Task goal: Would you restate all the data that follows, word for word?

--- Data for processing ---

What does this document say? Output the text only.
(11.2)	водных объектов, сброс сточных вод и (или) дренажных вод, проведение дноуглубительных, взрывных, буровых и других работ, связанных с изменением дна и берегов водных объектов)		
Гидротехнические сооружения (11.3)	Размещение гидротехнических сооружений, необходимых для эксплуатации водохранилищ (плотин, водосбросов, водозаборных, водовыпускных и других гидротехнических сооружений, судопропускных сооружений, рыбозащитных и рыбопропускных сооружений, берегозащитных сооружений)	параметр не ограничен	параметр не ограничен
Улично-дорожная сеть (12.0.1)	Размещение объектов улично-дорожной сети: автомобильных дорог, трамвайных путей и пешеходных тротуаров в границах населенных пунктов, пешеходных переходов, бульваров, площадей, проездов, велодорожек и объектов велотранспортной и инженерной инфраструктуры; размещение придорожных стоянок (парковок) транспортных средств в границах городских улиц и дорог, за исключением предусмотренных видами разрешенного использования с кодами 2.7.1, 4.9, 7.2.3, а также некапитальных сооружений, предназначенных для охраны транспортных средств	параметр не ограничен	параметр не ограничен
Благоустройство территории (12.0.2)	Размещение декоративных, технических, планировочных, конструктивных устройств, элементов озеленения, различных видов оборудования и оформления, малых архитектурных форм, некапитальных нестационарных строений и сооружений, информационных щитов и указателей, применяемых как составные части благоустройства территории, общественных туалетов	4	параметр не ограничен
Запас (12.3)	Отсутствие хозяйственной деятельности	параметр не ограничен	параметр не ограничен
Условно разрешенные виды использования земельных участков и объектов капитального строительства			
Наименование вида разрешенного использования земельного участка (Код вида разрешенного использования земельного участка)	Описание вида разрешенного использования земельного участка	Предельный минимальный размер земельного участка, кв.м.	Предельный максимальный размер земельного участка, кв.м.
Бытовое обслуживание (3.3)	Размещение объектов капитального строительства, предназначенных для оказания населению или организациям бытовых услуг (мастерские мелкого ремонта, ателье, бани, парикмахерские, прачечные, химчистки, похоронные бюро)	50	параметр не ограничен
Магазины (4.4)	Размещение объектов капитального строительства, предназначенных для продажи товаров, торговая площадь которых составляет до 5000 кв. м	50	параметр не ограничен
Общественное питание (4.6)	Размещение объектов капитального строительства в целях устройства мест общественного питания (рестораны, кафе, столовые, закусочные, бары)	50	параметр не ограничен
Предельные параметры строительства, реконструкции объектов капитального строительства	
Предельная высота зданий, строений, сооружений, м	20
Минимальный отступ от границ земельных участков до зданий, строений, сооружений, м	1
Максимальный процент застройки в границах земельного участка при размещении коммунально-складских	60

---

Answer below:
What does this document say? Output the text only.
(11.2)	водных объектов, сброс сточных вод и (или) дренажных вод, проведение дноуглубительных, взрывных, буровых и других работ, связанных с изменением дна и берегов водных объектов)		
Гидротехнические сооружения (11.3)	Размещение гидротехнических сооружений, необходимых для эксплуатации водохранилищ (плотин, водосбросов, водозаборных, водовыпускных и других гидротехнических сооружений, судопропускных сооружений, рыбозащитных и рыбопропускных сооружений, берегозащитных сооружений)	параметр не ограничен	параметр не ограничен
Улично-дорожная сеть (12.0.1)	Размещение объектов улично-дорожной сети: автомобильных дорог, трамвайных путей и пешеходных тротуаров в границах населенных пунктов, пешеходных переходов, бульваров, площадей, проездов, велодорожек и объектов велотранспортной и инженерной инфраструктуры; размещение придорожных стоянок (парковок) транспортных средств в границах городских улиц и дорог, за исключением предусмотренных видами разрешенного использования с кодами 2.7.1, 4.9, 7.2.3, а также некапитальных сооружений, предназначенных для охраны транспортных средств	параметр не ограничен	параметр не ограничен
Благоустройство территории (12.0.2)	Размещение декоративных, технических, планировочных, конструктивных устройств, элементов озеленения, различных видов оборудования и оформления, малых архитектурных форм, некапитальных нестационарных строений и сооружений, информационных щитов и указателей, применяемых как составные части благоустройства территории, общественных туалетов	4	параметр не ограничен
Запас (12.3)	Отсутствие хозяйственной деятельности	параметр не ограничен	параметр не ограничен
Условно разрешенные виды использования земельных участков и объектов капитального строительства			
Наименование вида разрешенного использования земельного участка (Код вида разрешенного использования земельного участка)	Описание вида разрешенного использования земельного участка	Предельный минимальный размер земельного участка, кв.м.	Предельный максимальный размер земельного участка, кв.м.
Бытовое обслуживание (3.3)	Размещение объектов капитального строительства, предназначенных для оказания населению или организациям бытовых услуг (мастерские мелкого ремонта, ателье, бани, парикмахерские, прачечные, химчистки, похоронные бюро)	50	параметр не ограничен
Магазины (4.4)	Размещение объектов капитального строительства, предназначенных для продажи товаров, торговая площадь которых составляет до 5000 кв. м	50	параметр не ограничен
Общественное питание (4.6)	Размещение объектов капитального строительства в целях устройства мест общественного питания (рестораны, кафе, столовые, закусочные, бары)	50	параметр не ограничен
Предельные параметры строительства, реконструкции объектов капитального строительства	
Предельная высота зданий, строений, сооружений, м	20
Минимальный отступ от границ земельных участков до зданий, строений, сооружений, м	1
Максимальный процент застройки в границах земельного участка при размещении коммунально-складских	60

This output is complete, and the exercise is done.